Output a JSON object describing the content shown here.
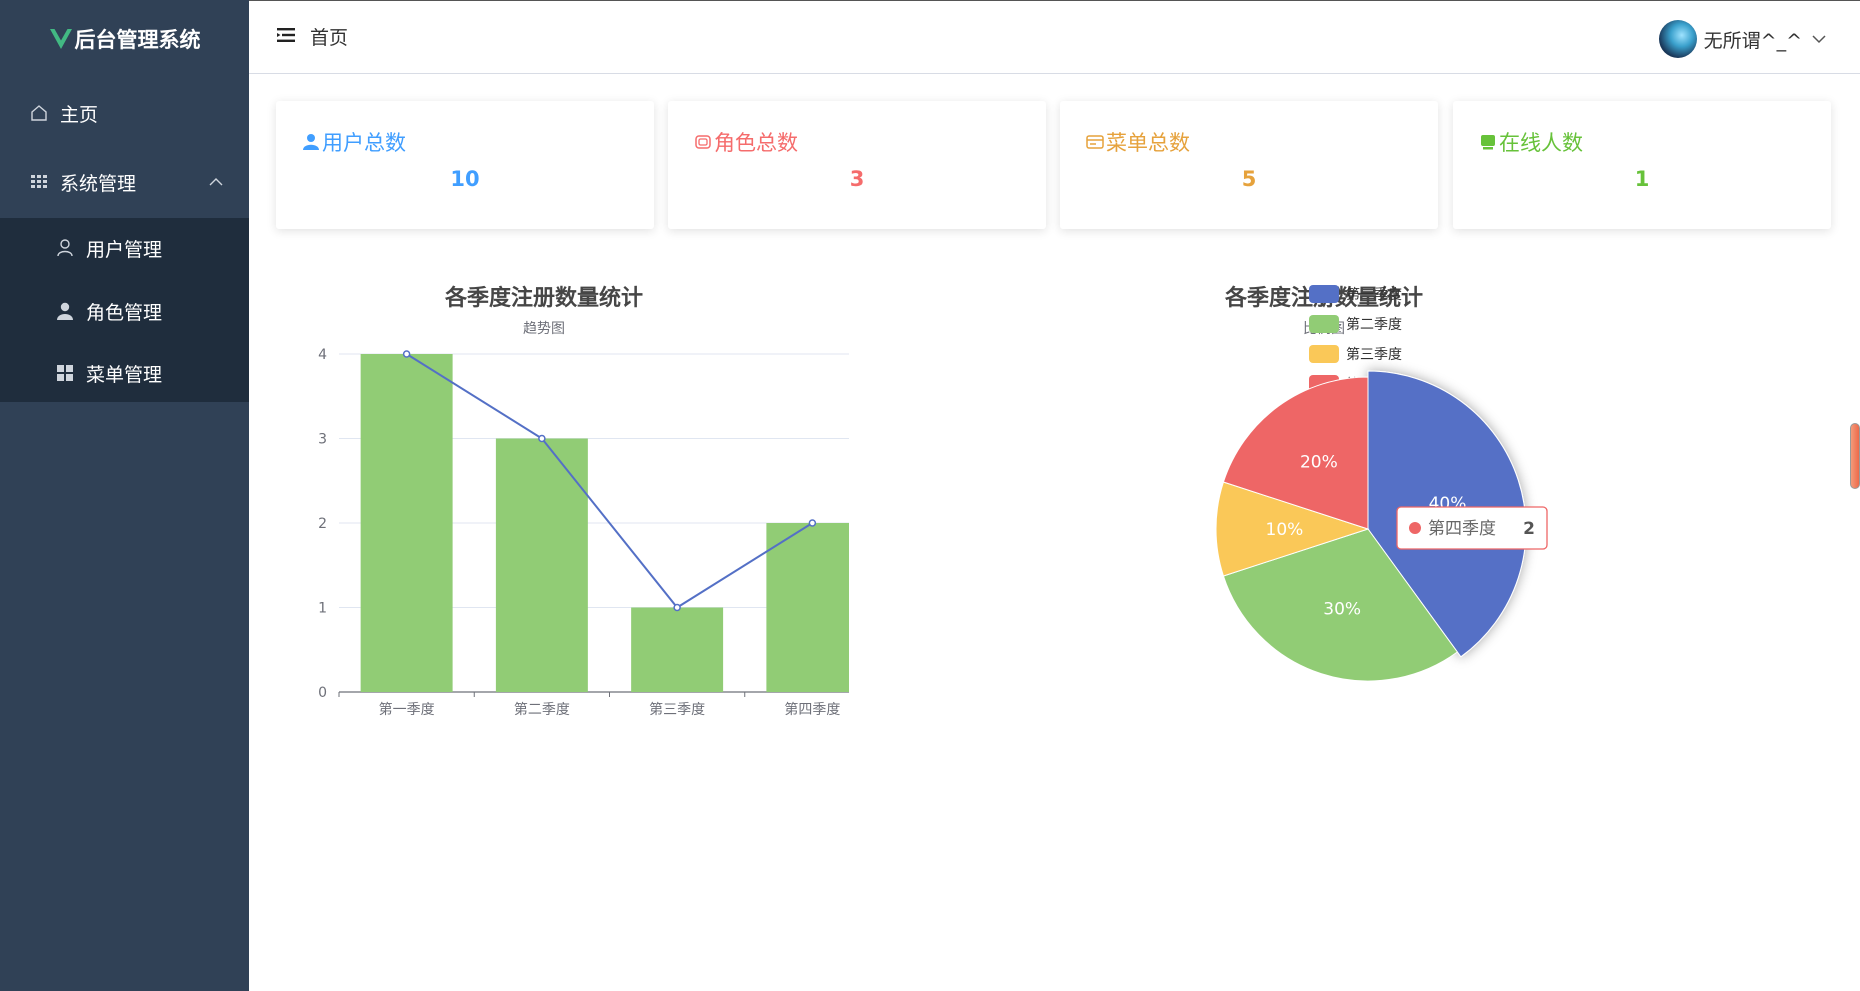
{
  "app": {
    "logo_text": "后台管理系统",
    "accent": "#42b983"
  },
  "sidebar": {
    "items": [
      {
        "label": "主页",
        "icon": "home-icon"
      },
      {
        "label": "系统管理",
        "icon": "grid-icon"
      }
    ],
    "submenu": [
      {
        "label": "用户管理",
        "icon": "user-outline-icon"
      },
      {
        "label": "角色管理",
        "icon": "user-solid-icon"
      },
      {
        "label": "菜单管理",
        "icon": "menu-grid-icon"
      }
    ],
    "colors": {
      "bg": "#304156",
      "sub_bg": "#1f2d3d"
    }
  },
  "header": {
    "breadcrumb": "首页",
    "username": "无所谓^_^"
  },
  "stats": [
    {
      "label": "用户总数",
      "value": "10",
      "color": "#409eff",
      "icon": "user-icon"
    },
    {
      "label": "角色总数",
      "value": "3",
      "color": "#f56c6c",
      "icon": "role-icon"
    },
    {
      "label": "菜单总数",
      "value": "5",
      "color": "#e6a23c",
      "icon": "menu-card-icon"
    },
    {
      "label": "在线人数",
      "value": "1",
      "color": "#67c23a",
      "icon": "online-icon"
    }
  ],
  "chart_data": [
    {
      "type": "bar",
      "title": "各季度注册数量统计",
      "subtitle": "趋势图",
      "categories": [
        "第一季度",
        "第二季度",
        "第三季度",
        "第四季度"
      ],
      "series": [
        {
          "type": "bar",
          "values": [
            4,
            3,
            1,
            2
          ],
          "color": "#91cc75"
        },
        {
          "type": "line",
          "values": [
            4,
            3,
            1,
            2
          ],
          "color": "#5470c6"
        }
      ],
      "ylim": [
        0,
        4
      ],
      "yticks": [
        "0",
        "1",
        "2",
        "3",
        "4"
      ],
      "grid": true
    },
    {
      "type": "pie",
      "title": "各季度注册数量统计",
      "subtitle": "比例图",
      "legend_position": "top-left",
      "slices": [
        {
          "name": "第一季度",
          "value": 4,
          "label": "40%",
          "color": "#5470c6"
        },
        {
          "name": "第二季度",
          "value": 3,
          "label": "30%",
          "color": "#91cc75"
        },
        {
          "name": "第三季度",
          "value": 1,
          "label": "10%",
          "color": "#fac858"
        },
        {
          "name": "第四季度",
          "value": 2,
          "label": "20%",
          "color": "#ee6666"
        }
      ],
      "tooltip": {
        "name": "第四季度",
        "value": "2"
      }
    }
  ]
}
__________________________________________________
* _WHAT YOU ARE ASKED TO DO_
Transcribe the complete set of entries verbatim. No pictures belong in the copy.

* _CORRECT RESPONSE_
Output a JSON object describing the content shown here.
{
  "app": {
    "logo_text": "后台管理系统",
    "accent": "#42b983"
  },
  "sidebar": {
    "items": [
      {
        "label": "主页",
        "icon": "home-icon"
      },
      {
        "label": "系统管理",
        "icon": "grid-icon"
      }
    ],
    "submenu": [
      {
        "label": "用户管理",
        "icon": "user-outline-icon"
      },
      {
        "label": "角色管理",
        "icon": "user-solid-icon"
      },
      {
        "label": "菜单管理",
        "icon": "menu-grid-icon"
      }
    ],
    "colors": {
      "bg": "#304156",
      "sub_bg": "#1f2d3d"
    }
  },
  "header": {
    "breadcrumb": "首页",
    "username": "无所谓^_^"
  },
  "stats": [
    {
      "label": "用户总数",
      "value": "10",
      "color": "#409eff",
      "icon": "user-icon"
    },
    {
      "label": "角色总数",
      "value": "3",
      "color": "#f56c6c",
      "icon": "role-icon"
    },
    {
      "label": "菜单总数",
      "value": "5",
      "color": "#e6a23c",
      "icon": "menu-card-icon"
    },
    {
      "label": "在线人数",
      "value": "1",
      "color": "#67c23a",
      "icon": "online-icon"
    }
  ],
  "chart_data": [
    {
      "type": "bar",
      "title": "各季度注册数量统计",
      "subtitle": "趋势图",
      "categories": [
        "第一季度",
        "第二季度",
        "第三季度",
        "第四季度"
      ],
      "series": [
        {
          "type": "bar",
          "values": [
            4,
            3,
            1,
            2
          ],
          "color": "#91cc75"
        },
        {
          "type": "line",
          "values": [
            4,
            3,
            1,
            2
          ],
          "color": "#5470c6"
        }
      ],
      "ylim": [
        0,
        4
      ],
      "yticks": [
        "0",
        "1",
        "2",
        "3",
        "4"
      ],
      "grid": true
    },
    {
      "type": "pie",
      "title": "各季度注册数量统计",
      "subtitle": "比例图",
      "legend_position": "top-left",
      "slices": [
        {
          "name": "第一季度",
          "value": 4,
          "label": "40%",
          "color": "#5470c6"
        },
        {
          "name": "第二季度",
          "value": 3,
          "label": "30%",
          "color": "#91cc75"
        },
        {
          "name": "第三季度",
          "value": 1,
          "label": "10%",
          "color": "#fac858"
        },
        {
          "name": "第四季度",
          "value": 2,
          "label": "20%",
          "color": "#ee6666"
        }
      ],
      "tooltip": {
        "name": "第四季度",
        "value": "2"
      }
    }
  ]
}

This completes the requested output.